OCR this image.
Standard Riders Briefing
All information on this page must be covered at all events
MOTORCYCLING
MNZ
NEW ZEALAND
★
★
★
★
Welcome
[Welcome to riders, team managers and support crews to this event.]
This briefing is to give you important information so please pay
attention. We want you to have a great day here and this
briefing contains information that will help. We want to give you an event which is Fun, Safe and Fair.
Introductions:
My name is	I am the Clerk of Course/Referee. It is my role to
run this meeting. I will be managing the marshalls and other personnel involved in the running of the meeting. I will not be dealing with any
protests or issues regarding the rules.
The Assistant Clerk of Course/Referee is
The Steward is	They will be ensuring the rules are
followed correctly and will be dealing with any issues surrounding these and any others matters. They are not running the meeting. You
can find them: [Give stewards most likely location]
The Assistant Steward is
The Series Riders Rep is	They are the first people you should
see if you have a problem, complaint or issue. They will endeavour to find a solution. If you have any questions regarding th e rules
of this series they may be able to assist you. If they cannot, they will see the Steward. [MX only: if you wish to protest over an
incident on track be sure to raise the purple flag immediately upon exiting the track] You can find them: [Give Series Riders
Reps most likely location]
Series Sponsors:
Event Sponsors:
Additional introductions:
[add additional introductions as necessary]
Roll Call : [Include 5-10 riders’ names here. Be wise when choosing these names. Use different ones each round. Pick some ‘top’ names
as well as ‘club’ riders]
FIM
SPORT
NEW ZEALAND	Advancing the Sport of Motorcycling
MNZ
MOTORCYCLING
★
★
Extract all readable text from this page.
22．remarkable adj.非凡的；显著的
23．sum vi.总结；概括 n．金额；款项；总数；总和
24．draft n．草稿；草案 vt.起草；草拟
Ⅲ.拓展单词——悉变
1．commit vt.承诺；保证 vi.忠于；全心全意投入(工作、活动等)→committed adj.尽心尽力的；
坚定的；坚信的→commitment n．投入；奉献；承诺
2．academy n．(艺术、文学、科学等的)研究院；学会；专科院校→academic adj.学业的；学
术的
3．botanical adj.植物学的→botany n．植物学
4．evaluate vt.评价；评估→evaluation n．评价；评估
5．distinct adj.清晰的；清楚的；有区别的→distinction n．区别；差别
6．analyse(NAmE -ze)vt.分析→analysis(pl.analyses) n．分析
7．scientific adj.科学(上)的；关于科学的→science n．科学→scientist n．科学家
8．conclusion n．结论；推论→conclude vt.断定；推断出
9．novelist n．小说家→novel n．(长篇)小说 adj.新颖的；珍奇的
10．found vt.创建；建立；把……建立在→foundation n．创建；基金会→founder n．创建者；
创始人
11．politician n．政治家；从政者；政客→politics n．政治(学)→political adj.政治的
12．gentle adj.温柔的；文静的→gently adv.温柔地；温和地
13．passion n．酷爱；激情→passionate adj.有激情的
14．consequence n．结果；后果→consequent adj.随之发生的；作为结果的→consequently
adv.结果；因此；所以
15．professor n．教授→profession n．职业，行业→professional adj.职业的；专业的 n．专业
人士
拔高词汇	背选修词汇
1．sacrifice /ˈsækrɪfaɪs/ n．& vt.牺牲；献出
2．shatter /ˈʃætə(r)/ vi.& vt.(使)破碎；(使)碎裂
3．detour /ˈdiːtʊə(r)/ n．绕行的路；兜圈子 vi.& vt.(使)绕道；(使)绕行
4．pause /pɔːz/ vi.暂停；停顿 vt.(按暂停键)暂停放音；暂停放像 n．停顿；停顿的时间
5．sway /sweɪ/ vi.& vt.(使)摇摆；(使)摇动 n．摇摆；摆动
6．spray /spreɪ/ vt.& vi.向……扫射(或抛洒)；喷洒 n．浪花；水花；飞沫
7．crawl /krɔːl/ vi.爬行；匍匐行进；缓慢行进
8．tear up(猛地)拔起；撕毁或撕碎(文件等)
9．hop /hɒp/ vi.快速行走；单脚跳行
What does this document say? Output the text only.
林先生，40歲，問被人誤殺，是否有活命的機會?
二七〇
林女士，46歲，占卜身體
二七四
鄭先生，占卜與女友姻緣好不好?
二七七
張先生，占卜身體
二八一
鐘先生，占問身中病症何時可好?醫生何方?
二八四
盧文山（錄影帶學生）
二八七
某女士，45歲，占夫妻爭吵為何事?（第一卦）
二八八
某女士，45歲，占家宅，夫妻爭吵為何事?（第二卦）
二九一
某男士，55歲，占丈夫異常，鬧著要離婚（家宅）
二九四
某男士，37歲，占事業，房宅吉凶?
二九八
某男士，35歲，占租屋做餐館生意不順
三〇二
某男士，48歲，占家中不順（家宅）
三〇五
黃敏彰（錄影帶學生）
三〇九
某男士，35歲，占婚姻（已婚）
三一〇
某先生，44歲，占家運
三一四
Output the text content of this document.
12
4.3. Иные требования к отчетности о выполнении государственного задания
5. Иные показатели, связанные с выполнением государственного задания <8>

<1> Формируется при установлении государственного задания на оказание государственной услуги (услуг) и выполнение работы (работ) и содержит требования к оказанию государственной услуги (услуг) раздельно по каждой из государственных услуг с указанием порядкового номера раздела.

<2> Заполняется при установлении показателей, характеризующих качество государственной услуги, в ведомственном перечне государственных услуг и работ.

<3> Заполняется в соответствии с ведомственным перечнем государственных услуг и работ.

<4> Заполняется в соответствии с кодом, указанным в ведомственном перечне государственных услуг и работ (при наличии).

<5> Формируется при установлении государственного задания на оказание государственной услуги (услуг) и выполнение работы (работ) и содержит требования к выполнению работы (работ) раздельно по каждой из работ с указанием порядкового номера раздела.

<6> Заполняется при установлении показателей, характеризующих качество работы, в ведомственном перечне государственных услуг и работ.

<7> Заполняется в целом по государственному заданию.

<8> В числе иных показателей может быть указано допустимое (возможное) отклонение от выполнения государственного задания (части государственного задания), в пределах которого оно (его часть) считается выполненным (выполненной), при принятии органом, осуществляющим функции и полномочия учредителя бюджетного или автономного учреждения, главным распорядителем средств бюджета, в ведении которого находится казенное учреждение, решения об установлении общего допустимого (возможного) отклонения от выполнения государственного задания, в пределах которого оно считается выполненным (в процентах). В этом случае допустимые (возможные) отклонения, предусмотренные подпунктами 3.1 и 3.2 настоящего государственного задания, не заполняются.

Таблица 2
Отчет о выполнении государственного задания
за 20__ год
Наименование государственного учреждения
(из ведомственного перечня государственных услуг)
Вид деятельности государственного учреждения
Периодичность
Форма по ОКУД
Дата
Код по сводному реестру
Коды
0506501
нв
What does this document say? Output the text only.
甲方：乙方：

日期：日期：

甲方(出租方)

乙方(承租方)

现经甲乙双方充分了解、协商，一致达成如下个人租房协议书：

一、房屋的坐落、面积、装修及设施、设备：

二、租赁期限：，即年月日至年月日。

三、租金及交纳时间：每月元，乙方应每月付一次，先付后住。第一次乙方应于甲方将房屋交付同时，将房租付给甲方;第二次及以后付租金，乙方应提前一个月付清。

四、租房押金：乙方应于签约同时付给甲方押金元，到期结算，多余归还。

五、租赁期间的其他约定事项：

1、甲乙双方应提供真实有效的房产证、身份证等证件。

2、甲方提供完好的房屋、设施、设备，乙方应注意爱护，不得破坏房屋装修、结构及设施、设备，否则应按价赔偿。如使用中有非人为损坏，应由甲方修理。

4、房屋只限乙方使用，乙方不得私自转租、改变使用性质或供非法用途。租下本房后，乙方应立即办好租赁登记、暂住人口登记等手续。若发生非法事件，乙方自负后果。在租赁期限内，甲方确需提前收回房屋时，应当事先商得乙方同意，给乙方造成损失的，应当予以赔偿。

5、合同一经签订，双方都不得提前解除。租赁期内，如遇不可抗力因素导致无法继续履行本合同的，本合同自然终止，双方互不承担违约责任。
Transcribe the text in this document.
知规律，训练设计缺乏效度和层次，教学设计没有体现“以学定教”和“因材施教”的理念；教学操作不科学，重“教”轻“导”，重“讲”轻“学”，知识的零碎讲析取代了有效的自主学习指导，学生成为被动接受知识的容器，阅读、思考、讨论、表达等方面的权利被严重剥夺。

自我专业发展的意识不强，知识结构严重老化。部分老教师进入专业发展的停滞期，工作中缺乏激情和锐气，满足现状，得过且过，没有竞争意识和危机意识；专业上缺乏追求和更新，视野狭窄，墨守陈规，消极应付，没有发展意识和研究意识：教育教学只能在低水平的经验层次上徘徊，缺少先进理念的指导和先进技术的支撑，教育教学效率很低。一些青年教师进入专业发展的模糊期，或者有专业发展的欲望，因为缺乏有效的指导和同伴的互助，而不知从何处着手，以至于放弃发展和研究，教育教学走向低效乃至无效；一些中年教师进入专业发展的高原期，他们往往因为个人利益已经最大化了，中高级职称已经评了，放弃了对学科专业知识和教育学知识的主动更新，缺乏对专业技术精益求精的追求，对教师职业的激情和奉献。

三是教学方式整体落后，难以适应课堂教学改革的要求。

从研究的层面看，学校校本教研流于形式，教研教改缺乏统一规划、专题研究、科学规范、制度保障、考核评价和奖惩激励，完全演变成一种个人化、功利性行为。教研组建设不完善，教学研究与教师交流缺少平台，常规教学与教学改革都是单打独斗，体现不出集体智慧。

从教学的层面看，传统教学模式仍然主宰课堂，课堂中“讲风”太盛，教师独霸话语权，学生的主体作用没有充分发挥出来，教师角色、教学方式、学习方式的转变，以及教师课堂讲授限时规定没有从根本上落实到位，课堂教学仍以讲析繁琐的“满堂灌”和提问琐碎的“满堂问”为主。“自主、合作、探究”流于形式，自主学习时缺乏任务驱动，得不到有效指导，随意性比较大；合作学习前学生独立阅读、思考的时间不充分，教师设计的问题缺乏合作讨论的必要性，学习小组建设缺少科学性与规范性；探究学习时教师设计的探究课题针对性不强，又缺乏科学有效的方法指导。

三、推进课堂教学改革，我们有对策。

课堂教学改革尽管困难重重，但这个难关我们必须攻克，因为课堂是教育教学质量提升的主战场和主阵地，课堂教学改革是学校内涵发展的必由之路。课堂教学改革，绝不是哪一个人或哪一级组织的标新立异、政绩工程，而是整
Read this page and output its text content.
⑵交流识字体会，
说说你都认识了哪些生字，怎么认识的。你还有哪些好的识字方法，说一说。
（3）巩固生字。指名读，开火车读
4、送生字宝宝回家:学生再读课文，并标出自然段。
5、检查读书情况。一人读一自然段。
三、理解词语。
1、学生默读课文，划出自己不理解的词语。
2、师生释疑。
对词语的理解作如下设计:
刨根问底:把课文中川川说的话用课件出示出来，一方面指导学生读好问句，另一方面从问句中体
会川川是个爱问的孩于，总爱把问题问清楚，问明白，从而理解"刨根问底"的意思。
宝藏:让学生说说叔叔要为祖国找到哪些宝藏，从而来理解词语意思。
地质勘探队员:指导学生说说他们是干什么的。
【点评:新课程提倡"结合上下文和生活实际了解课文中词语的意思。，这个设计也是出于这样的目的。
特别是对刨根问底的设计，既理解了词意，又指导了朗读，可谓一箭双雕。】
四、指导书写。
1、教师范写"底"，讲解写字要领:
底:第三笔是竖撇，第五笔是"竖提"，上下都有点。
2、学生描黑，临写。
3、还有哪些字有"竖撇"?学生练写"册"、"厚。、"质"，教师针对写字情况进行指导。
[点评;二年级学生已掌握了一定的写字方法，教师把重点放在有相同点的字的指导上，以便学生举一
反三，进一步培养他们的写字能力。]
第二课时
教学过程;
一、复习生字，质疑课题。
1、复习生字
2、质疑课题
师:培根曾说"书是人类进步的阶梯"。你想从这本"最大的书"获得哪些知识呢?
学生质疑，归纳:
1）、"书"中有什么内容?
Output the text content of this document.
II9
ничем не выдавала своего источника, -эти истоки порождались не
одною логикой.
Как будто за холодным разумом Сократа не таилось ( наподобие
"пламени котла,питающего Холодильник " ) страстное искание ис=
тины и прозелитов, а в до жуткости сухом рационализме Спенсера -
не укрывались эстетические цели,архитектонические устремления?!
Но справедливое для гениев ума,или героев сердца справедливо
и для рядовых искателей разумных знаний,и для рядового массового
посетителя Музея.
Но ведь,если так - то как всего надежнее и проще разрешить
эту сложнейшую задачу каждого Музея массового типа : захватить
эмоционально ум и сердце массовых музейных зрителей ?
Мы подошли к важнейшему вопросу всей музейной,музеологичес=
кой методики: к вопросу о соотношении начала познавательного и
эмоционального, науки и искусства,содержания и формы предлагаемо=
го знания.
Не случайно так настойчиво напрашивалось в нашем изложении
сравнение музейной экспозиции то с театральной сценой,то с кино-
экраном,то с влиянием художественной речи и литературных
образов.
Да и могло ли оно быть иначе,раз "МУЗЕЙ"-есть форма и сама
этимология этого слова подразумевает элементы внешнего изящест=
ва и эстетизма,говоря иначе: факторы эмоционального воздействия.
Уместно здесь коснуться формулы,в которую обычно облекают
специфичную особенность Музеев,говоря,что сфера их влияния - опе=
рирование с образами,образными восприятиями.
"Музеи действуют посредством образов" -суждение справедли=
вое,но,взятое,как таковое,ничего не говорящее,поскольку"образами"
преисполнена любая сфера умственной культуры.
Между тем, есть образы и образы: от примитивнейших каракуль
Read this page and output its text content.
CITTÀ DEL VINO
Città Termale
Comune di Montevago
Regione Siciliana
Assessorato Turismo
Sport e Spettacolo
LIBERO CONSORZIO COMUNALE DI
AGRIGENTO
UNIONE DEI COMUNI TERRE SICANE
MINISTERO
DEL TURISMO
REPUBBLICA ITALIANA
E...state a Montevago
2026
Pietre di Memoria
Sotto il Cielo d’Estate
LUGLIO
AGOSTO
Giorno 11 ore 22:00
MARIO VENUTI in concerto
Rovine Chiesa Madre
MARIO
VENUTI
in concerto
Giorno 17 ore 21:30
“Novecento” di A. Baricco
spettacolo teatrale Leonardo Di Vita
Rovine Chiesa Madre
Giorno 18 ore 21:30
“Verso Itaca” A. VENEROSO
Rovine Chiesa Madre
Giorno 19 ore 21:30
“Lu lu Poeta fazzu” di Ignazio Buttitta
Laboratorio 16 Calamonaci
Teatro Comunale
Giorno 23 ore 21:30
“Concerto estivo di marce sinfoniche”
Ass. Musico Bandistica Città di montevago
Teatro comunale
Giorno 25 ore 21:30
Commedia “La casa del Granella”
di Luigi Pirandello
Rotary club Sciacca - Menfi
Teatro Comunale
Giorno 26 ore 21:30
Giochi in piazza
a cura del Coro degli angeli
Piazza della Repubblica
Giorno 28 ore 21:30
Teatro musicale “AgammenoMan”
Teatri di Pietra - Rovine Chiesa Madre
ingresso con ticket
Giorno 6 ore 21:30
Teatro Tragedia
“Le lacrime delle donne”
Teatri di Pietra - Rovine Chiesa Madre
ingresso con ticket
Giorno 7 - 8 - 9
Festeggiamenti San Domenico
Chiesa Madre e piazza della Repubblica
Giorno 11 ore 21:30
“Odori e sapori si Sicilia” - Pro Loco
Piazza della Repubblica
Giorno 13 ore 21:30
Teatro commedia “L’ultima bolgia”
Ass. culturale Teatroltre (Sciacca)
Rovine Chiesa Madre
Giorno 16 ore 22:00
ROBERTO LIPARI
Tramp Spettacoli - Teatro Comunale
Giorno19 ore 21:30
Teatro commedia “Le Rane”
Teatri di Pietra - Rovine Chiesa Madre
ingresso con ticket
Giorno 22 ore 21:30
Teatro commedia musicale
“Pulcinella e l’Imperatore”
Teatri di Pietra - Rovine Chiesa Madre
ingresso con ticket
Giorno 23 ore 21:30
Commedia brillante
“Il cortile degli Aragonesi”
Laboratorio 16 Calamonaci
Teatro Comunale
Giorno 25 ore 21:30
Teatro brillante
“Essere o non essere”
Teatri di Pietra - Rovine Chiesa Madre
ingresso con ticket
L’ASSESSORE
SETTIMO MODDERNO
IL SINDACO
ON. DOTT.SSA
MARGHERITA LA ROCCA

○ ○ ○ ○ ○

# Problem description
Of the lines above, how many hold the string "musicale"? Answer with only the number.

# Answer below
2